[Extracts from a graphics dataset]
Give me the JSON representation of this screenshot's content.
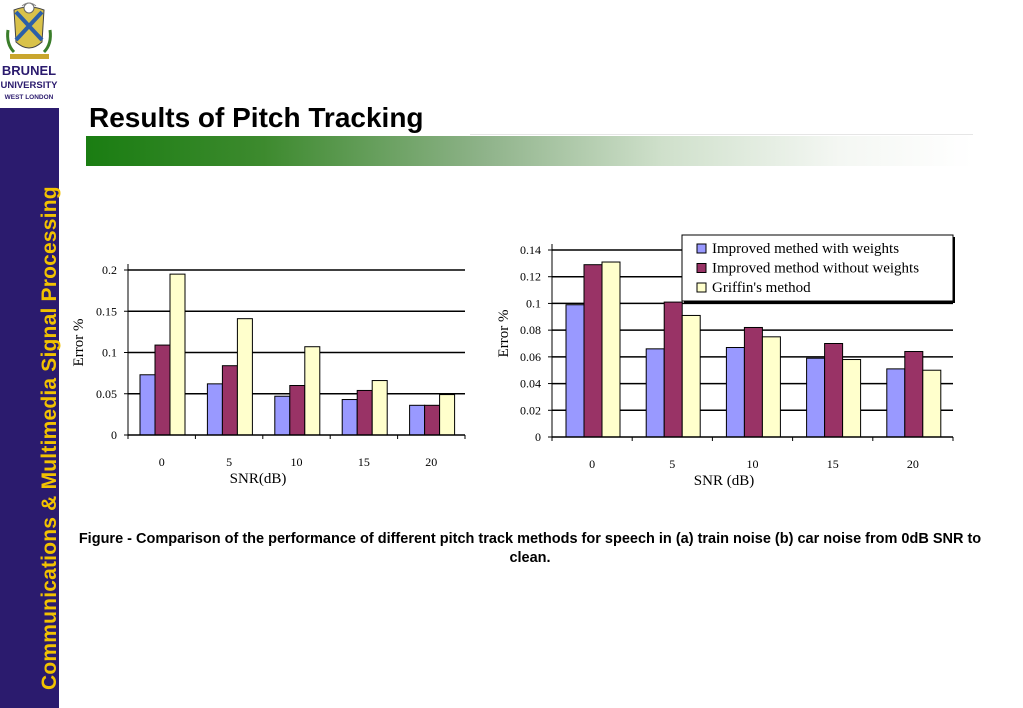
{
  "sidebar": {
    "university_name": "BRUNEL",
    "university_sub": "UNIVERSITY",
    "university_loc": "WEST LONDON",
    "vertical_text": "Communications & Multimedia Signal Processing"
  },
  "slide": {
    "title": "Results of Pitch Tracking",
    "caption": "Figure  - Comparison of the performance of different pitch track methods for speech  in (a) train noise (b) car noise from 0dB SNR to clean."
  },
  "colors": {
    "sidebar": "#2b1b6e",
    "sidebar_text": "#f2c200",
    "series_with_weights": "#9999ff",
    "series_without_weights": "#993366",
    "series_griffin": "#ffffcc"
  },
  "chart_data": [
    {
      "type": "bar",
      "categories": [
        "0",
        "5",
        "10",
        "15",
        "20"
      ],
      "series": [
        {
          "values": [
            0.073,
            0.062,
            0.047,
            0.043,
            0.036
          ]
        },
        {
          "values": [
            0.109,
            0.084,
            0.06,
            0.054,
            0.036
          ]
        },
        {
          "values": [
            0.195,
            0.141,
            0.107,
            0.066,
            0.049
          ]
        }
      ],
      "xlabel": "SNR(dB)",
      "ylabel": "Error %",
      "ylim": [
        0,
        0.2
      ],
      "yticks": [
        "0",
        "0.05",
        "0.1",
        "0.15",
        "0.2"
      ],
      "grid": true,
      "legend": null
    },
    {
      "type": "bar",
      "categories": [
        "0",
        "5",
        "10",
        "15",
        "20"
      ],
      "series": [
        {
          "name": "Improved methed with weights",
          "values": [
            0.099,
            0.066,
            0.067,
            0.059,
            0.051
          ]
        },
        {
          "name": "Improved method without weights",
          "values": [
            0.129,
            0.101,
            0.082,
            0.07,
            0.064
          ]
        },
        {
          "name": "Griffin's method",
          "values": [
            0.131,
            0.091,
            0.075,
            0.058,
            0.05
          ]
        }
      ],
      "xlabel": "SNR (dB)",
      "ylabel": "Error %",
      "ylim": [
        0,
        0.14
      ],
      "yticks": [
        "0",
        "0.02",
        "0.04",
        "0.06",
        "0.08",
        "0.1",
        "0.12",
        "0.14"
      ],
      "grid": true,
      "legend": "top-right"
    }
  ]
}
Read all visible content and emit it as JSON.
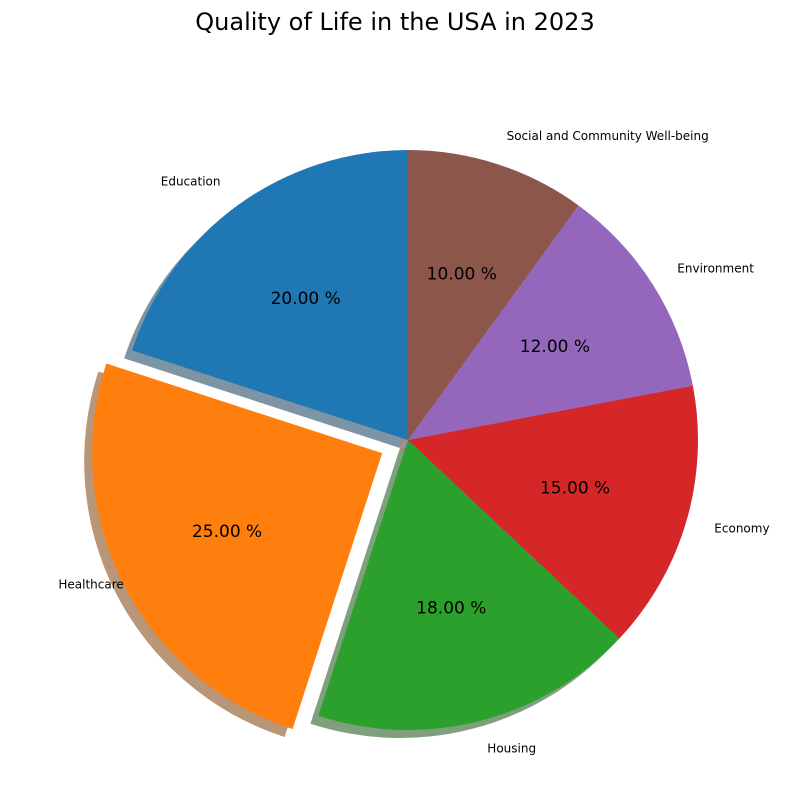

> _Goal of the exercise_
Omit every picture, then repeat the remaining data exactly as it appears above.

> _Response_
Give me the JSON representation of this screenshot's content.
{
  "sidebar": {
    "university_name": "BRUNEL",
    "university_sub": "UNIVERSITY",
    "university_loc": "WEST LONDON",
    "vertical_text": "Communications & Multimedia Signal Processing"
  },
  "slide": {
    "title": "Results of Pitch Tracking",
    "caption": "Figure  - Comparison of the performance of different pitch track methods for speech  in (a) train noise (b) car noise from 0dB SNR to clean."
  },
  "colors": {
    "sidebar": "#2b1b6e",
    "sidebar_text": "#f2c200",
    "series_with_weights": "#9999ff",
    "series_without_weights": "#993366",
    "series_griffin": "#ffffcc"
  },
  "chart_data": [
    {
      "type": "bar",
      "categories": [
        "0",
        "5",
        "10",
        "15",
        "20"
      ],
      "series": [
        {
          "values": [
            0.073,
            0.062,
            0.047,
            0.043,
            0.036
          ]
        },
        {
          "values": [
            0.109,
            0.084,
            0.06,
            0.054,
            0.036
          ]
        },
        {
          "values": [
            0.195,
            0.141,
            0.107,
            0.066,
            0.049
          ]
        }
      ],
      "xlabel": "SNR(dB)",
      "ylabel": "Error %",
      "ylim": [
        0,
        0.2
      ],
      "yticks": [
        "0",
        "0.05",
        "0.1",
        "0.15",
        "0.2"
      ],
      "grid": true,
      "legend": null
    },
    {
      "type": "bar",
      "categories": [
        "0",
        "5",
        "10",
        "15",
        "20"
      ],
      "series": [
        {
          "name": "Improved methed with weights",
          "values": [
            0.099,
            0.066,
            0.067,
            0.059,
            0.051
          ]
        },
        {
          "name": "Improved method without weights",
          "values": [
            0.129,
            0.101,
            0.082,
            0.07,
            0.064
          ]
        },
        {
          "name": "Griffin's method",
          "values": [
            0.131,
            0.091,
            0.075,
            0.058,
            0.05
          ]
        }
      ],
      "xlabel": "SNR (dB)",
      "ylabel": "Error %",
      "ylim": [
        0,
        0.14
      ],
      "yticks": [
        "0",
        "0.02",
        "0.04",
        "0.06",
        "0.08",
        "0.1",
        "0.12",
        "0.14"
      ],
      "grid": true,
      "legend": "top-right"
    }
  ]
}
Read all visible content and emit it as JSON.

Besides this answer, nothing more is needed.